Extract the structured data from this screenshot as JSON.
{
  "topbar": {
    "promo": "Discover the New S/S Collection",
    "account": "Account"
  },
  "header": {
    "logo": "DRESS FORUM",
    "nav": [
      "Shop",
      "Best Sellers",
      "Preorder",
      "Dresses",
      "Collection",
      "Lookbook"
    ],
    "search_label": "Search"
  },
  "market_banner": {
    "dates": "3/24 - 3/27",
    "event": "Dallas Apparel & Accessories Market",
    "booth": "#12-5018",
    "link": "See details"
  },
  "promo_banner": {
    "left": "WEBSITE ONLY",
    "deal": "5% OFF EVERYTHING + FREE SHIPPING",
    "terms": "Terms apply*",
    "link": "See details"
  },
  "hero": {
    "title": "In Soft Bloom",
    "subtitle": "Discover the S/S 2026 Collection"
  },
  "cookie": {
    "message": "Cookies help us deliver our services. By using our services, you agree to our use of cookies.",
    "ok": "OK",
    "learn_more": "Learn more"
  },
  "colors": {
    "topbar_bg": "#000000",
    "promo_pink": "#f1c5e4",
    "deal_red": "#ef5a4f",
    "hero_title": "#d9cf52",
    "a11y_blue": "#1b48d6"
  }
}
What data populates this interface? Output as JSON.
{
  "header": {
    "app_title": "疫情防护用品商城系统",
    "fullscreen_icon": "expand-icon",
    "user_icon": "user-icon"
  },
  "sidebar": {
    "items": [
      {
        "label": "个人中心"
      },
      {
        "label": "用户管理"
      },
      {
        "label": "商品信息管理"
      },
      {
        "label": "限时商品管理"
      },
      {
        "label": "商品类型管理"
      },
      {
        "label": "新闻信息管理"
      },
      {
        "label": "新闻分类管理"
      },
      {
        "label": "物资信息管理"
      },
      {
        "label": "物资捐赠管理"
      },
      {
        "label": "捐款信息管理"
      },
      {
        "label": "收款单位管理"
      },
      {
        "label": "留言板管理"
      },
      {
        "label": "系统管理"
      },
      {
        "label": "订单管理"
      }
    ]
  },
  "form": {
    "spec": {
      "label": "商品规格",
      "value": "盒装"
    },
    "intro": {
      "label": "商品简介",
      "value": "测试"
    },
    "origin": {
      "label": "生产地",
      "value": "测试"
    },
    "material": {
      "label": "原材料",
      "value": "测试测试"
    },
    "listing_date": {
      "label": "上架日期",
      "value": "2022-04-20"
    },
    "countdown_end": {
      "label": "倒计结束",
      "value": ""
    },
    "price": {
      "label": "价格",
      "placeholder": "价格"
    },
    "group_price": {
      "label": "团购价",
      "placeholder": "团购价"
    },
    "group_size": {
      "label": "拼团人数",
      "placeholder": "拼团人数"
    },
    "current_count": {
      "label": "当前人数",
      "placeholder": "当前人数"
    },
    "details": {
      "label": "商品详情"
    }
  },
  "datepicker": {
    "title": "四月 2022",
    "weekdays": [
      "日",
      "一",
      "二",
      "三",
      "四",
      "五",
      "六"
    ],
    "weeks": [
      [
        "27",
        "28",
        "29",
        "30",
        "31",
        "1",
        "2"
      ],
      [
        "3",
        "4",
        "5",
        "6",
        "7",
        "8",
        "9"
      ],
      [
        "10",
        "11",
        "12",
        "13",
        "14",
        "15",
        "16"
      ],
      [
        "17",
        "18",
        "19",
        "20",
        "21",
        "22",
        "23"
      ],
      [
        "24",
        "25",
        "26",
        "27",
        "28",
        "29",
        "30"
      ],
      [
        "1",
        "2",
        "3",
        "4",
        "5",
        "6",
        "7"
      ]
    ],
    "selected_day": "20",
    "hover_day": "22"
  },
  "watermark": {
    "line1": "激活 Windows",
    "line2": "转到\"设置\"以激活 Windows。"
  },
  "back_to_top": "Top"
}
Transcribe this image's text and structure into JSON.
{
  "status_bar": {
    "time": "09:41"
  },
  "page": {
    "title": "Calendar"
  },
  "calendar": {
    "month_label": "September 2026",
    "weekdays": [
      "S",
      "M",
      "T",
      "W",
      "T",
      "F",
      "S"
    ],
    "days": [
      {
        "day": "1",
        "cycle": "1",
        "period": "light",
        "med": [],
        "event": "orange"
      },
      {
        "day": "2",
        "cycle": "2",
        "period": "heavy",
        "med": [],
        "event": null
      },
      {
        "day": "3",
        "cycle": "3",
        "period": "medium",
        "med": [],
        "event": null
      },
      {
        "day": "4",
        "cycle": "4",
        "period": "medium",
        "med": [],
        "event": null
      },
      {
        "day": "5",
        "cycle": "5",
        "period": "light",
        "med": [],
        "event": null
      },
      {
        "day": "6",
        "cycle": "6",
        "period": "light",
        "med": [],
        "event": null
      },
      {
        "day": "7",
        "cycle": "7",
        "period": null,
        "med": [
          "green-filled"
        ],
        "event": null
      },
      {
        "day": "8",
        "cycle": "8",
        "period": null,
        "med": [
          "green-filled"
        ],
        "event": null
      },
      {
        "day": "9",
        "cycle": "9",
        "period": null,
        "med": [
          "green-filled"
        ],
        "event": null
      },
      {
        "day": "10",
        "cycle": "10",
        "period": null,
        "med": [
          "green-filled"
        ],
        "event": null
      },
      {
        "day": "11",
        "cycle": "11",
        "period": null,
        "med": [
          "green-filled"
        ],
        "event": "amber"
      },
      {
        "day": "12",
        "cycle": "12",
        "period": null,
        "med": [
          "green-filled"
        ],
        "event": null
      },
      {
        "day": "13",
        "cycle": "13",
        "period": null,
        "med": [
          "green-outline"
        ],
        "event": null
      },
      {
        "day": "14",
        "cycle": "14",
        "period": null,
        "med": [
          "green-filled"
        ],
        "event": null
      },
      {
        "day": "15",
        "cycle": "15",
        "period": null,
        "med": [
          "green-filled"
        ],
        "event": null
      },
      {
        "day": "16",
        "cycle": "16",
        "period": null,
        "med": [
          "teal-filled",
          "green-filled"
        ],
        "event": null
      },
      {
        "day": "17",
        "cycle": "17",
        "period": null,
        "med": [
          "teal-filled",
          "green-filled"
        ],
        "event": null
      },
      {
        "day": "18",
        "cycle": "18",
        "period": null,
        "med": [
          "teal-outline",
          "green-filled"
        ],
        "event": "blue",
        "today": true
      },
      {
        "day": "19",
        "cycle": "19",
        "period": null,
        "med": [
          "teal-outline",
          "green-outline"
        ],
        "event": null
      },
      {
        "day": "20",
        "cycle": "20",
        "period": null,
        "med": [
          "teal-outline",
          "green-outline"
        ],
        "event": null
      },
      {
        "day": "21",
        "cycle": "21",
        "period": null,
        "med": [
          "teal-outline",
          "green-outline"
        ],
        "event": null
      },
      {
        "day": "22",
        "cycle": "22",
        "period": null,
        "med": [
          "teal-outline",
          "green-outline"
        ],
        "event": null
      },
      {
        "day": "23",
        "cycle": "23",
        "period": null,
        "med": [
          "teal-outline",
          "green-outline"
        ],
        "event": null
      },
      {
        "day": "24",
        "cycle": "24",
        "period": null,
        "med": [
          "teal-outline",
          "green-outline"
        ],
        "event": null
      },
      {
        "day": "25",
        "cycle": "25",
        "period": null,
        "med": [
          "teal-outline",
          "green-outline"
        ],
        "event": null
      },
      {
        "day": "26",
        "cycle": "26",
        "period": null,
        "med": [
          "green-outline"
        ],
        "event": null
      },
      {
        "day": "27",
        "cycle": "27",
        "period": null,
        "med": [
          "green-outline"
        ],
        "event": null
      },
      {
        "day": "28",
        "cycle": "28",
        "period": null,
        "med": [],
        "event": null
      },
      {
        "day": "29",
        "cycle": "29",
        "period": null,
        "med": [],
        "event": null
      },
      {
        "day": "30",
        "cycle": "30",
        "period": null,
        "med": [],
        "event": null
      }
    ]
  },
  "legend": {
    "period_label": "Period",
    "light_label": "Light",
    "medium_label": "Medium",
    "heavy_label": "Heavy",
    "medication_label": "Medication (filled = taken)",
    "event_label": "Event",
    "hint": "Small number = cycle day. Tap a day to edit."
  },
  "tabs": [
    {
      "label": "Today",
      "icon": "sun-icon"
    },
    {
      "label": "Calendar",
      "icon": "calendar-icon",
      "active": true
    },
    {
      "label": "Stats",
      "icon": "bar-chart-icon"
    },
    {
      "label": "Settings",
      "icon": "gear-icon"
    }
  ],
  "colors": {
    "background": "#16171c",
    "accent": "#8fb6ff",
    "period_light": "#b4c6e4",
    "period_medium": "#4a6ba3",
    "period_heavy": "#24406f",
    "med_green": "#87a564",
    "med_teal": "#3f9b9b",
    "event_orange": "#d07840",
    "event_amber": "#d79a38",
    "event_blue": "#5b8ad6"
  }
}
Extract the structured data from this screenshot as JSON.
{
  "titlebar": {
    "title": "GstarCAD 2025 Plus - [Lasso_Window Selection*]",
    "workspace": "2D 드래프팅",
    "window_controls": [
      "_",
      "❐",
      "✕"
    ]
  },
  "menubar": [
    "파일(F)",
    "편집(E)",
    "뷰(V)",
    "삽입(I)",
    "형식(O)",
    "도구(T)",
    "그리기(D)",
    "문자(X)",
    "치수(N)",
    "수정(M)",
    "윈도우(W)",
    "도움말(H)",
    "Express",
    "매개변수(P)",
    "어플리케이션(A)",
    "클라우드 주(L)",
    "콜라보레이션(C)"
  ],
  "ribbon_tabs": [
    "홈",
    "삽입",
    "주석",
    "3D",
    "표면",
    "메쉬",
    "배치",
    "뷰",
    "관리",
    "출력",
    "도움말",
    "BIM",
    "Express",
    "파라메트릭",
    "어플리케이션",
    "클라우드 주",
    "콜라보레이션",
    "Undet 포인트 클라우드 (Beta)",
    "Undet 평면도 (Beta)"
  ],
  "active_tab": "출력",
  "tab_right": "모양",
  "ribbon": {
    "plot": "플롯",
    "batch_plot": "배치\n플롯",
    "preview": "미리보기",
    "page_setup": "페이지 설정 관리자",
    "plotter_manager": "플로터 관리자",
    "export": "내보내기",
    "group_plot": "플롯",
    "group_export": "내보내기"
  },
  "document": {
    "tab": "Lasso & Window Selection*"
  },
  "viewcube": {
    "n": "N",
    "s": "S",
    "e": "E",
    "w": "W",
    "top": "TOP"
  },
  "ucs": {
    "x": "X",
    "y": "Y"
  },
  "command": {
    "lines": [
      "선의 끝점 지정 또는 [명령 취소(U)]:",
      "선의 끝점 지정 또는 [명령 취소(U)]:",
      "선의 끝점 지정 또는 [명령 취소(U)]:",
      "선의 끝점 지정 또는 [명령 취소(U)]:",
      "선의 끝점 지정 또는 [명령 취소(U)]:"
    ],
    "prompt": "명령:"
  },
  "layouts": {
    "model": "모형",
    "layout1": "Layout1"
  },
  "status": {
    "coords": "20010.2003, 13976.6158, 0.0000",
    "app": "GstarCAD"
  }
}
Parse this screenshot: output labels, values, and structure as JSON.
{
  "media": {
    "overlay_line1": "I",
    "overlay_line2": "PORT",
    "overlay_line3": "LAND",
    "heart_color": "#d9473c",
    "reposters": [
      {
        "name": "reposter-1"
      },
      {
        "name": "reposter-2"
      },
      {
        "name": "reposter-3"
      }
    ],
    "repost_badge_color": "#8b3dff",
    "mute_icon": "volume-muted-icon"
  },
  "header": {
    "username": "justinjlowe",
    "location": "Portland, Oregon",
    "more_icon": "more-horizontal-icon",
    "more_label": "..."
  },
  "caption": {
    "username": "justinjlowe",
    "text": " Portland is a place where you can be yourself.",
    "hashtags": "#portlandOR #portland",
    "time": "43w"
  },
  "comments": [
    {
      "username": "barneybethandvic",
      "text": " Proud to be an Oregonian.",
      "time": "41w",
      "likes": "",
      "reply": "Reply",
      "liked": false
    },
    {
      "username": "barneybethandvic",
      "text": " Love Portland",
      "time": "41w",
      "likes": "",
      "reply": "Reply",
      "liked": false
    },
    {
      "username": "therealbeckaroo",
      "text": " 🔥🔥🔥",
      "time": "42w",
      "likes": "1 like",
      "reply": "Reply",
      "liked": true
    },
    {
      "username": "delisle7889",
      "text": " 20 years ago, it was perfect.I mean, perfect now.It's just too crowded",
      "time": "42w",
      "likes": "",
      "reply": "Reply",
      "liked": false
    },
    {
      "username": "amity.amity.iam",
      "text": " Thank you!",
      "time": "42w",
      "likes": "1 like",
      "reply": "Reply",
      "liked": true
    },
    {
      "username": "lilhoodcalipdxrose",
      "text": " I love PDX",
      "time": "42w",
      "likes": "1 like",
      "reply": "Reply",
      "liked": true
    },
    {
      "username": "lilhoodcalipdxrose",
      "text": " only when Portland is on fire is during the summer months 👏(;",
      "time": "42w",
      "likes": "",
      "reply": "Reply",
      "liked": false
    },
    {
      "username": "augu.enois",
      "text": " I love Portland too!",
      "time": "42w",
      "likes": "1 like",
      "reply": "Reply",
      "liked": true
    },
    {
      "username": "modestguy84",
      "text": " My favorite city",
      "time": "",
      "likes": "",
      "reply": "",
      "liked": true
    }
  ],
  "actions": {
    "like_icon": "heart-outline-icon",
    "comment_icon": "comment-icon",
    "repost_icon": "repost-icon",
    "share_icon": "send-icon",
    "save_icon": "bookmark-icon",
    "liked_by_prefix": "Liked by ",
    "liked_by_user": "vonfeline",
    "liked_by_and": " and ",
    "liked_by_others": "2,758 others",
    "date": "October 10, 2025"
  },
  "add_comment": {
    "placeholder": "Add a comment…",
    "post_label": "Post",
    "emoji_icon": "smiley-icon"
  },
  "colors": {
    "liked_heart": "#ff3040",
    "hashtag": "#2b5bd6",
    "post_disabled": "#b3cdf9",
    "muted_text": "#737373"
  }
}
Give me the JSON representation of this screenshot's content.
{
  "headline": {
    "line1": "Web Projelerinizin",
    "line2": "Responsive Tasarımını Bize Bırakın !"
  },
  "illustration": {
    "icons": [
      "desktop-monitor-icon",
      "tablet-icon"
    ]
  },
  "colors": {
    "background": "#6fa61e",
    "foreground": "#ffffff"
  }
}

▸ WHAT TO PRODUCE
Set down, word for word, every line from the line that holds "Give me the" to the end of the entries above, including both ends.

▸ RESULT OF THE TASK
Give me the JSON representation of this screenshot's content.
{
  "headline": {
    "line1": "Web Projelerinizin",
    "line2": "Responsive Tasarımını Bize Bırakın !"
  },
  "illustration": {
    "icons": [
      "desktop-monitor-icon",
      "tablet-icon"
    ]
  },
  "colors": {
    "background": "#6fa61e",
    "foreground": "#ffffff"
  }
}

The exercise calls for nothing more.